▶ _TASK REQUIREMENTS_:
Transcribe the records that follow. Keep every word exactly, and drop the pictures.

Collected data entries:
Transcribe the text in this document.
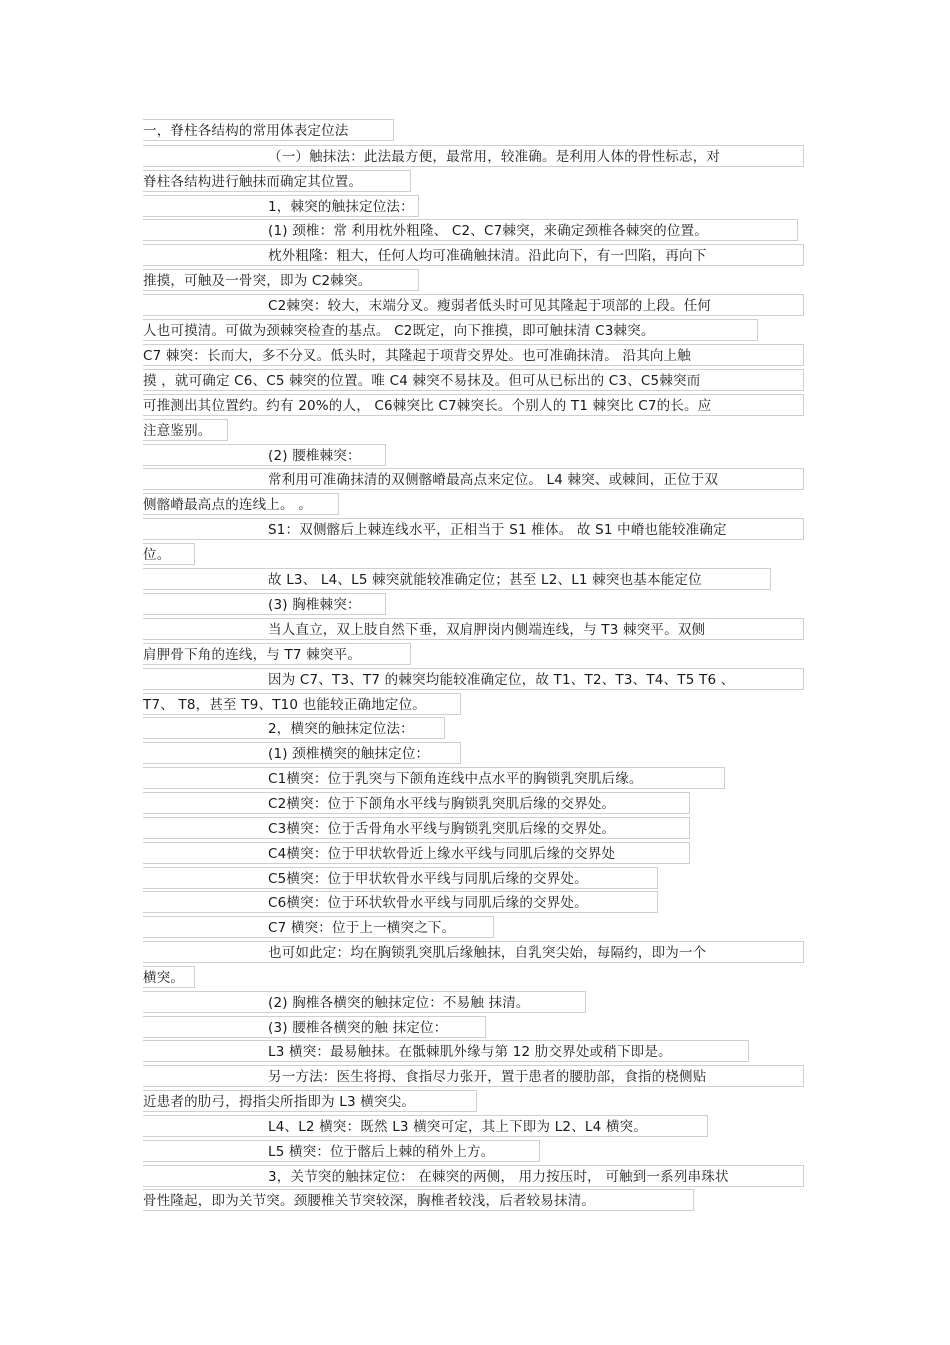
一，脊柱各结构的常用体表定位法
（一）触抹法：此法最方便，最常用，较准确。是利用人体的骨性标志，对
脊柱各结构进行触抹而确定其位置。
1，棘突的触抹定位法：
(1) 颈椎：常 利用枕外粗隆、 C2、C7棘突，来确定颈椎各棘突的位置。
枕外粗隆：粗大，任何人均可准确触抹清。沿此向下，有一凹陷，再向下
推摸，可触及一骨突，即为 C2棘突。
C2棘突：较大，末端分叉。瘦弱者低头时可见其隆起于项部的上段。任何
人也可摸清。可做为颈棘突检查的基点。 C2既定，向下推摸，即可触抹清 C3棘突。
C7 棘突：长而大，多不分叉。低头时，其隆起于项背交界处。也可准确抹清。 沿其向上触
摸 ，就可确定 C6、C5 棘突的位置。唯 C4 棘突不易抹及。但可从已标出的 C3、C5棘突而
可推测出其位置约。约有 20%的人， C6棘突比 C7棘突长。个别人的 T1 棘突比 C7的长。应
注意鉴别。
(2) 腰椎棘突：
常利用可准确抹清的双侧髂嵴最高点来定位。 L4 棘突、或棘间，正位于双
侧髂嵴最高点的连线上。 。
S1：双侧髂后上棘连线水平，正相当于 S1 椎体。 故 S1 中嵴也能较准确定
位。
故 L3、 L4、L5 棘突就能较准确定位；甚至 L2、L1 棘突也基本能定位
(3) 胸椎棘突：
当人直立，双上肢自然下垂，双肩胛岗内侧端连线，与 T3 棘突平。双侧
肩胛骨下角的连线，与 T7 棘突平。
因为 C7、T3、T7 的棘突均能较准确定位，故 T1、T2、T3、T4、T5 T6 、
T7、 T8，甚至 T9、T10 也能较正确地定位。
2，横突的触抹定位法：
(1) 颈椎横突的触抹定位：
C1横突：位于乳突与下颌角连线中点水平的胸锁乳突肌后缘。
C2横突：位于下颌角水平线与胸锁乳突肌后缘的交界处。
C3横突：位于舌骨角水平线与胸锁乳突肌后缘的交界处。
C4横突：位于甲状软骨近上缘水平线与同肌后缘的交界处
C5横突：位于甲状软骨水平线与同肌后缘的交界处。
C6横突：位于环状软骨水平线与同肌后缘的交界处。
C7 横突：位于上一横突之下。
也可如此定：均在胸锁乳突肌后缘触抹，自乳突尖始，每隔约，即为一个
横突。
(2) 胸椎各横突的触抹定位：不易触 抹清。
(3) 腰椎各横突的触 抹定位：
L3 横突：最易触抹。在骶棘肌外缘与第 12 肋交界处或稍下即是。
另一方法：医生将拇、食指尽力张开，置于患者的腰肋部，食指的桡侧贴
近患者的肋弓，拇指尖所指即为 L3 横突尖。
L4、L2 横突：既然 L3 横突可定，其上下即为 L2、L4 横突。
L5 横突：位于髂后上棘的稍外上方。
3，关节突的触抹定位： 在棘突的两侧， 用力按压时， 可触到一系列串珠状
骨性隆起，即为关节突。颈腰椎关节突较深，胸椎者较浅，后者较易抹清。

▶ _SOLUTION TO THE EXERCISE_:
Transcribe the text in this document.
一，脊柱各结构的常用体表定位法
（一）触抹法：此法最方便，最常用，较准确。是利用人体的骨性标志，对
脊柱各结构进行触抹而确定其位置。
1，棘突的触抹定位法：
(1) 颈椎：常 利用枕外粗隆、 C2、C7棘突，来确定颈椎各棘突的位置。
枕外粗隆：粗大，任何人均可准确触抹清。沿此向下，有一凹陷，再向下
推摸，可触及一骨突，即为 C2棘突。
C2棘突：较大，末端分叉。瘦弱者低头时可见其隆起于项部的上段。任何
人也可摸清。可做为颈棘突检查的基点。 C2既定，向下推摸，即可触抹清 C3棘突。
C7 棘突：长而大，多不分叉。低头时，其隆起于项背交界处。也可准确抹清。 沿其向上触
摸 ，就可确定 C6、C5 棘突的位置。唯 C4 棘突不易抹及。但可从已标出的 C3、C5棘突而
可推测出其位置约。约有 20%的人， C6棘突比 C7棘突长。个别人的 T1 棘突比 C7的长。应
注意鉴别。
(2) 腰椎棘突：
常利用可准确抹清的双侧髂嵴最高点来定位。 L4 棘突、或棘间，正位于双
侧髂嵴最高点的连线上。 。
S1：双侧髂后上棘连线水平，正相当于 S1 椎体。 故 S1 中嵴也能较准确定
位。
故 L3、 L4、L5 棘突就能较准确定位；甚至 L2、L1 棘突也基本能定位
(3) 胸椎棘突：
当人直立，双上肢自然下垂，双肩胛岗内侧端连线，与 T3 棘突平。双侧
肩胛骨下角的连线，与 T7 棘突平。
因为 C7、T3、T7 的棘突均能较准确定位，故 T1、T2、T3、T4、T5 T6 、
T7、 T8，甚至 T9、T10 也能较正确地定位。
2，横突的触抹定位法：
(1) 颈椎横突的触抹定位：
C1横突：位于乳突与下颌角连线中点水平的胸锁乳突肌后缘。
C2横突：位于下颌角水平线与胸锁乳突肌后缘的交界处。
C3横突：位于舌骨角水平线与胸锁乳突肌后缘的交界处。
C4横突：位于甲状软骨近上缘水平线与同肌后缘的交界处
C5横突：位于甲状软骨水平线与同肌后缘的交界处。
C6横突：位于环状软骨水平线与同肌后缘的交界处。
C7 横突：位于上一横突之下。
也可如此定：均在胸锁乳突肌后缘触抹，自乳突尖始，每隔约，即为一个
横突。
(2) 胸椎各横突的触抹定位：不易触 抹清。
(3) 腰椎各横突的触 抹定位：
L3 横突：最易触抹。在骶棘肌外缘与第 12 肋交界处或稍下即是。
另一方法：医生将拇、食指尽力张开，置于患者的腰肋部，食指的桡侧贴
近患者的肋弓，拇指尖所指即为 L3 横突尖。
L4、L2 横突：既然 L3 横突可定，其上下即为 L2、L4 横突。
L5 横突：位于髂后上棘的稍外上方。
3，关节突的触抹定位： 在棘突的两侧， 用力按压时， 可触到一系列串珠状
骨性隆起，即为关节突。颈腰椎关节突较深，胸椎者较浅，后者较易抹清。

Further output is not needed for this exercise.